WHAT TO WORK ON:
From the listing below, pull out the lines that hold "this".
[start of AVAILABLE DATA]
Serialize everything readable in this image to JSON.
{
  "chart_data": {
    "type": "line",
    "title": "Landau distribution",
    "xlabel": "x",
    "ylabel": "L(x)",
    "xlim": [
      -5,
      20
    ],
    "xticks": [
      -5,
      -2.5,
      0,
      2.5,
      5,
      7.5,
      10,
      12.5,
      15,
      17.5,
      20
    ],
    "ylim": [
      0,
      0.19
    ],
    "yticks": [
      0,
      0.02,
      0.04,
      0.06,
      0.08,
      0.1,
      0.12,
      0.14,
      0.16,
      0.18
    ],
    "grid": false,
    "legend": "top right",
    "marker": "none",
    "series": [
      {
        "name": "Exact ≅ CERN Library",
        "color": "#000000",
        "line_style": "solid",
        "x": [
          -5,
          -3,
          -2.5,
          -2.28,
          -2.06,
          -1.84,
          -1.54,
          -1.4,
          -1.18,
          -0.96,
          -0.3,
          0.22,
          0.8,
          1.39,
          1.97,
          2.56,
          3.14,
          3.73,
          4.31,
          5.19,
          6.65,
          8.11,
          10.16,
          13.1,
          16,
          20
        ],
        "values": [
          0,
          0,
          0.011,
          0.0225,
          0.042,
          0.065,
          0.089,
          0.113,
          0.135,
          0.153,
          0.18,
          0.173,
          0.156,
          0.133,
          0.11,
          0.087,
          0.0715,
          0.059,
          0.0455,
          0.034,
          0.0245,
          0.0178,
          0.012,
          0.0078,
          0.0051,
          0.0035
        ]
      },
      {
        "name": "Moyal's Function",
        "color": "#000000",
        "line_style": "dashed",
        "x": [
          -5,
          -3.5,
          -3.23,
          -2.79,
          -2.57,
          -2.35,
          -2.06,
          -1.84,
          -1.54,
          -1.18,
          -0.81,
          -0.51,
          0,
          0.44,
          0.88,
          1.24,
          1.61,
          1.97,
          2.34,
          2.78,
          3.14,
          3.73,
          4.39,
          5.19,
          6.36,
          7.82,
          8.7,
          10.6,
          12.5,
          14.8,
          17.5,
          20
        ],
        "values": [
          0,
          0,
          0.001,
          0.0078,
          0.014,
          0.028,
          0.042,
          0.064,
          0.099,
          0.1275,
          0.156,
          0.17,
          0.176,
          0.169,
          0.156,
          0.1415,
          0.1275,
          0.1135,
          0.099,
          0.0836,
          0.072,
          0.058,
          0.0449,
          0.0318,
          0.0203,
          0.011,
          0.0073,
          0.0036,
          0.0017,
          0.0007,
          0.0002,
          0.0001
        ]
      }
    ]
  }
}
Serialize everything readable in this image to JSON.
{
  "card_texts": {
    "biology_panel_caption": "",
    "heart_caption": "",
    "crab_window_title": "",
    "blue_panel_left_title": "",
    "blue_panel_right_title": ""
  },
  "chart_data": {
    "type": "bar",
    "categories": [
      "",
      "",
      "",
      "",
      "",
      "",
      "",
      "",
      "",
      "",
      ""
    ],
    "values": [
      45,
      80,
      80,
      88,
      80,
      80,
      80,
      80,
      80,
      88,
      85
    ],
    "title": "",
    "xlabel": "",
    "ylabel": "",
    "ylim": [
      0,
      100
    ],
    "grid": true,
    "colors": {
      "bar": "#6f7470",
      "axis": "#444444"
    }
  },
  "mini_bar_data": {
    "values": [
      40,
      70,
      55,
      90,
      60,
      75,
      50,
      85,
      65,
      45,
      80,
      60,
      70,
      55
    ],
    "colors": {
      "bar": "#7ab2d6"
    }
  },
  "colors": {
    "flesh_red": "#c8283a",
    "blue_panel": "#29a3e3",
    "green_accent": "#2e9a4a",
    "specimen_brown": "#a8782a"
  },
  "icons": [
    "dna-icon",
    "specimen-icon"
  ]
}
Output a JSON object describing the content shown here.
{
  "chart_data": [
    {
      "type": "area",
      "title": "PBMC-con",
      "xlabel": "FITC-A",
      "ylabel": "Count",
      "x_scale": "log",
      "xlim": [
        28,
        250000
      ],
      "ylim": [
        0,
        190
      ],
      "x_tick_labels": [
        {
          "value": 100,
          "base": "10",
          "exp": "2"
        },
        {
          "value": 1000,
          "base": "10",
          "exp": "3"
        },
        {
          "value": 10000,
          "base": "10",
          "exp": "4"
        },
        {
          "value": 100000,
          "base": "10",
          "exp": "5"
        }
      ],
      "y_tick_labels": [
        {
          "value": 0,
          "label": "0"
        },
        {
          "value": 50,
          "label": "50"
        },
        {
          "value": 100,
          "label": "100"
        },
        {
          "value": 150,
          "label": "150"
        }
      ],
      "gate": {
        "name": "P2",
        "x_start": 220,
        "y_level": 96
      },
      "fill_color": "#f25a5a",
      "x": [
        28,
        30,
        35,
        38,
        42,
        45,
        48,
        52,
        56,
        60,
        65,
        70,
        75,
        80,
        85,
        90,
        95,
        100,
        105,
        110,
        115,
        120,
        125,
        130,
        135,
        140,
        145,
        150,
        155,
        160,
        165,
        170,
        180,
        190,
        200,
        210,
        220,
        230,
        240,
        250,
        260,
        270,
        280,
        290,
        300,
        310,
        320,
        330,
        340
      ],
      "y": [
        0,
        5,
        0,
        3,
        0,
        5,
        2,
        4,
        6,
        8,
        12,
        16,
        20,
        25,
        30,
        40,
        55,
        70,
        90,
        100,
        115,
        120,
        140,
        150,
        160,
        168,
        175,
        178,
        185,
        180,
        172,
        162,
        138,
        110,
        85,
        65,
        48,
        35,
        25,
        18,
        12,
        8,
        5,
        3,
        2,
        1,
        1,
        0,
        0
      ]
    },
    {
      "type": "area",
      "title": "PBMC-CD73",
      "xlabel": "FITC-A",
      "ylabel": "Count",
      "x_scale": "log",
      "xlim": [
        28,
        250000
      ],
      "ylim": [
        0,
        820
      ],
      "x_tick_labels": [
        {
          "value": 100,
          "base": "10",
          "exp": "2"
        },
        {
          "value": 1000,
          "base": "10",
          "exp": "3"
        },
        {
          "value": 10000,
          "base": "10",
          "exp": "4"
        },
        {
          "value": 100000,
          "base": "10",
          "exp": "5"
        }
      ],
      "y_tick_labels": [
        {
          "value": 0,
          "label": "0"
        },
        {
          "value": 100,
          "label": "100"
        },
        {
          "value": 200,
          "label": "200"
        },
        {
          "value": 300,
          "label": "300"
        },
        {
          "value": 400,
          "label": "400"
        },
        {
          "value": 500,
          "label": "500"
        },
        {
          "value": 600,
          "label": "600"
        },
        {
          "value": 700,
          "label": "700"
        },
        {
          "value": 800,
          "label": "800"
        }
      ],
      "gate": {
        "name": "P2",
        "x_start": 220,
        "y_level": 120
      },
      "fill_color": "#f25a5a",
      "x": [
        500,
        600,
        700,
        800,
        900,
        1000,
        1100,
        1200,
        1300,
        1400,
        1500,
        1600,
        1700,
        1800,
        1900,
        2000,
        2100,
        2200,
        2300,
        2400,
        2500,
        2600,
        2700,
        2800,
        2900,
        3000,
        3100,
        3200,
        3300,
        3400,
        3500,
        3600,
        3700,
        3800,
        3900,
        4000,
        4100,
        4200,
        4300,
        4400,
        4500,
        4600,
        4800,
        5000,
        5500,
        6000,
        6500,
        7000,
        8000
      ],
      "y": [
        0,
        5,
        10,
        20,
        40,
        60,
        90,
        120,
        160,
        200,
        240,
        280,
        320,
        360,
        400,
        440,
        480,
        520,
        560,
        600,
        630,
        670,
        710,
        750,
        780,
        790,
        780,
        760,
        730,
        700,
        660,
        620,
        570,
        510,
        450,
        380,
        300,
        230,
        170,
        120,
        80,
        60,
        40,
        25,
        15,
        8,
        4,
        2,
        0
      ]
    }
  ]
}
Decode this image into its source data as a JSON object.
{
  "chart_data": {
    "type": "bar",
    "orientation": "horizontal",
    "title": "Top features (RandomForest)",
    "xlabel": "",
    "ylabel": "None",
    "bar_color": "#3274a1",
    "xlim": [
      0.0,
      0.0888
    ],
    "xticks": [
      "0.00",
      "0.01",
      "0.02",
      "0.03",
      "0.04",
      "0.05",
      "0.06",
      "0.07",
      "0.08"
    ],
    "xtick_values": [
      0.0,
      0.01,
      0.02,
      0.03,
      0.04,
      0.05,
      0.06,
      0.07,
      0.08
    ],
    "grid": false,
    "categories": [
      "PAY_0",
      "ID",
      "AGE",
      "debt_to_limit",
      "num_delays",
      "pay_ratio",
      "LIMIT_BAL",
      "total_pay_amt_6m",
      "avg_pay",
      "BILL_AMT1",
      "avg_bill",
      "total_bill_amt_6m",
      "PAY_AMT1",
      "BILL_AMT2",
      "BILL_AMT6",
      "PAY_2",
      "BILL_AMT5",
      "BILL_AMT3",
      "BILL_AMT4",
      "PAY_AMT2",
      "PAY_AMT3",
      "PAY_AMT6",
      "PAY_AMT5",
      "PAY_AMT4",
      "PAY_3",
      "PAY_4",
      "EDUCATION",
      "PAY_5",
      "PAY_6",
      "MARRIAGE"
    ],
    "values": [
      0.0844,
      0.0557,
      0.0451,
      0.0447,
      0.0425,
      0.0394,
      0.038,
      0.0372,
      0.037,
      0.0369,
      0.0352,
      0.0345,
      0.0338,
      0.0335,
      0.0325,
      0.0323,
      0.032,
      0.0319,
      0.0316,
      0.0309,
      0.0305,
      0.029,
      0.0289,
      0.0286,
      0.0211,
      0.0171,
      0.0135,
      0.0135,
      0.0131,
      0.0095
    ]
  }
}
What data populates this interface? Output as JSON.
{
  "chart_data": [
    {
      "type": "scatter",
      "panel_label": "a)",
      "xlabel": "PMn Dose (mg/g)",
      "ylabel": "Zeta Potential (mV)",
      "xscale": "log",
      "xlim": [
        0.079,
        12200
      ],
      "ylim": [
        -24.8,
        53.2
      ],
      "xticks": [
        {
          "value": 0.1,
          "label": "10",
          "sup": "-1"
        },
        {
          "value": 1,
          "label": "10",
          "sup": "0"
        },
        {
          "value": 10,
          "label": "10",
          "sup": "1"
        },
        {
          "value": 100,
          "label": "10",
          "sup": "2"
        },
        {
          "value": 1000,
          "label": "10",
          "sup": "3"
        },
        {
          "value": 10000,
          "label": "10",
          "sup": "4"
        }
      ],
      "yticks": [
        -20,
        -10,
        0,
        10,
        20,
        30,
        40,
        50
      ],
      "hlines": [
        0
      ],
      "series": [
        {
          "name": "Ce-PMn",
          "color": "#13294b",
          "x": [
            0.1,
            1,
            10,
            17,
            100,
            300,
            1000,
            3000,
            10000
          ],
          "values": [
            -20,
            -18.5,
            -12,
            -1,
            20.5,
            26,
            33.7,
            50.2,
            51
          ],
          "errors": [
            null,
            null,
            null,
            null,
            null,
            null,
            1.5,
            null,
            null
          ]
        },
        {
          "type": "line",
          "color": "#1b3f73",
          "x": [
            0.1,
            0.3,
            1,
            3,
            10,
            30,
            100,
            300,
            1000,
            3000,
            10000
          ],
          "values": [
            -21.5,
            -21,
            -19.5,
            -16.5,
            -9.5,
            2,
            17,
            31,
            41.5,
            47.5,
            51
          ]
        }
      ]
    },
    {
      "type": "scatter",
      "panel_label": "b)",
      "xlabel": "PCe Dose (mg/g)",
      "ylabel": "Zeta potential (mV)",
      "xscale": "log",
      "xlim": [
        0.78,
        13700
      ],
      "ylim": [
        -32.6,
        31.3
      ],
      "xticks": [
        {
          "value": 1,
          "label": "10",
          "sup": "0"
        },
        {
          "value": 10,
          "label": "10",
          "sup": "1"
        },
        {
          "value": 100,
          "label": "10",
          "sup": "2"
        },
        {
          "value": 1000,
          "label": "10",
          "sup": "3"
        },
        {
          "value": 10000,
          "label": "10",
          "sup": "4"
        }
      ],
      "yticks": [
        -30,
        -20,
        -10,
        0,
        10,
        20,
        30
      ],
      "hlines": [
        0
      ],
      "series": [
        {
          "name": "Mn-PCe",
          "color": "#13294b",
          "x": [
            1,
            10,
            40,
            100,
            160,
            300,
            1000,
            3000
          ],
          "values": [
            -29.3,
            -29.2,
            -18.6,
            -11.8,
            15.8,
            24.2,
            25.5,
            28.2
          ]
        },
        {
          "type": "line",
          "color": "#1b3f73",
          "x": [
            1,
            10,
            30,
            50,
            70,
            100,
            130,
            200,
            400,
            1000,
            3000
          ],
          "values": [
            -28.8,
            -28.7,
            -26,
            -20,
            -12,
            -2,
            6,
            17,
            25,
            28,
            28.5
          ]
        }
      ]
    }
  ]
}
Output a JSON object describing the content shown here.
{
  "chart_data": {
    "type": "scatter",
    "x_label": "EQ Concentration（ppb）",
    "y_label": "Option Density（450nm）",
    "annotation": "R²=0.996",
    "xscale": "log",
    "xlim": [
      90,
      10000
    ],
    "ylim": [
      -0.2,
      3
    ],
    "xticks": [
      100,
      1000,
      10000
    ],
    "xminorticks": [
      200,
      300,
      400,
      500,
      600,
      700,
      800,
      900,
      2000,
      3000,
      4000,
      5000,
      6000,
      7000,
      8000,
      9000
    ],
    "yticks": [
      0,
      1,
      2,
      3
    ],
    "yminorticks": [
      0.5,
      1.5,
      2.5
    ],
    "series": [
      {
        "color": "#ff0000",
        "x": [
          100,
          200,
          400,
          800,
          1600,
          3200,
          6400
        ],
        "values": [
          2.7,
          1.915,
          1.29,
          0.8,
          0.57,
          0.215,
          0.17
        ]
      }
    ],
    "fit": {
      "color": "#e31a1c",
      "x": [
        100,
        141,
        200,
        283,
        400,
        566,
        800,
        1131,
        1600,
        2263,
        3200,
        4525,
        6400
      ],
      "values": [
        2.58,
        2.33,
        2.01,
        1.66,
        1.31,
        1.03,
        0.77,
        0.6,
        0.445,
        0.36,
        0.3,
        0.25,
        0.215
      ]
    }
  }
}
[end of AVAILABLE DATA]
RESPONSE TO THE TASK:
Serialize everything readable in this image to JSON.
Serialize everything readable in this image to JSON.
Decode this image into its source data as a JSON object.
What data populates this interface? Output as JSON.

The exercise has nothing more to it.